Collected data
== == ==

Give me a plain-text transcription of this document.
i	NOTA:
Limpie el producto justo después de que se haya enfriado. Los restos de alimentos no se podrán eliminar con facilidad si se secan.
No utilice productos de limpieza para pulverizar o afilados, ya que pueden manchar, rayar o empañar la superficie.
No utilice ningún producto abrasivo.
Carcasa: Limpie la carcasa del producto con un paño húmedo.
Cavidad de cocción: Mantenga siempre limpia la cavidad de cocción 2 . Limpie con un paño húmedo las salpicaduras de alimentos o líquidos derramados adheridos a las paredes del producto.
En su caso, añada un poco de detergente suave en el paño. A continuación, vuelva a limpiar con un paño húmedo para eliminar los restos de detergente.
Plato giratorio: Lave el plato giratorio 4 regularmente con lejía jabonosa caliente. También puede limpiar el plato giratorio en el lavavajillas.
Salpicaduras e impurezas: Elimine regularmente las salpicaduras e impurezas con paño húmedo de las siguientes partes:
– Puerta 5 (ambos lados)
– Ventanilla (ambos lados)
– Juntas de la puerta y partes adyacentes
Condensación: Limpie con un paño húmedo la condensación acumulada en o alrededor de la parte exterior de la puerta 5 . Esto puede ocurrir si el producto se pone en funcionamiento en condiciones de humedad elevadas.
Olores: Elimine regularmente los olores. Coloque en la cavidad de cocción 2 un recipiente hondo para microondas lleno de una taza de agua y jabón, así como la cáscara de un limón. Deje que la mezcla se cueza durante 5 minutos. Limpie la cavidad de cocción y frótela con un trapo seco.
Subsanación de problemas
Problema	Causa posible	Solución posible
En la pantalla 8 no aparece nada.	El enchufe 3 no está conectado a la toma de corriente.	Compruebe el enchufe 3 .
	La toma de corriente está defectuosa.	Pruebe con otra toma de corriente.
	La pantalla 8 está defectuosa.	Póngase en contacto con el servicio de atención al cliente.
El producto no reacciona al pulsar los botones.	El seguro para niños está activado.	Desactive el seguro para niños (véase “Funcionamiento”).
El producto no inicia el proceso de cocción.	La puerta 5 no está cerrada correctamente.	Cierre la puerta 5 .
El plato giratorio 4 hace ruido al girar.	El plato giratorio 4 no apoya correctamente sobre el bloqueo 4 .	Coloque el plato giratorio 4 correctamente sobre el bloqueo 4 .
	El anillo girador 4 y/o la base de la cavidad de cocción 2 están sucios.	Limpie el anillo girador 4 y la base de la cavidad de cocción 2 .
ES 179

== == ==

PROBLEM STATEMENT:
Give the number of lines in the entries that hold the word "correctamente", and nothing else.

WRITTEN ANSWER:
2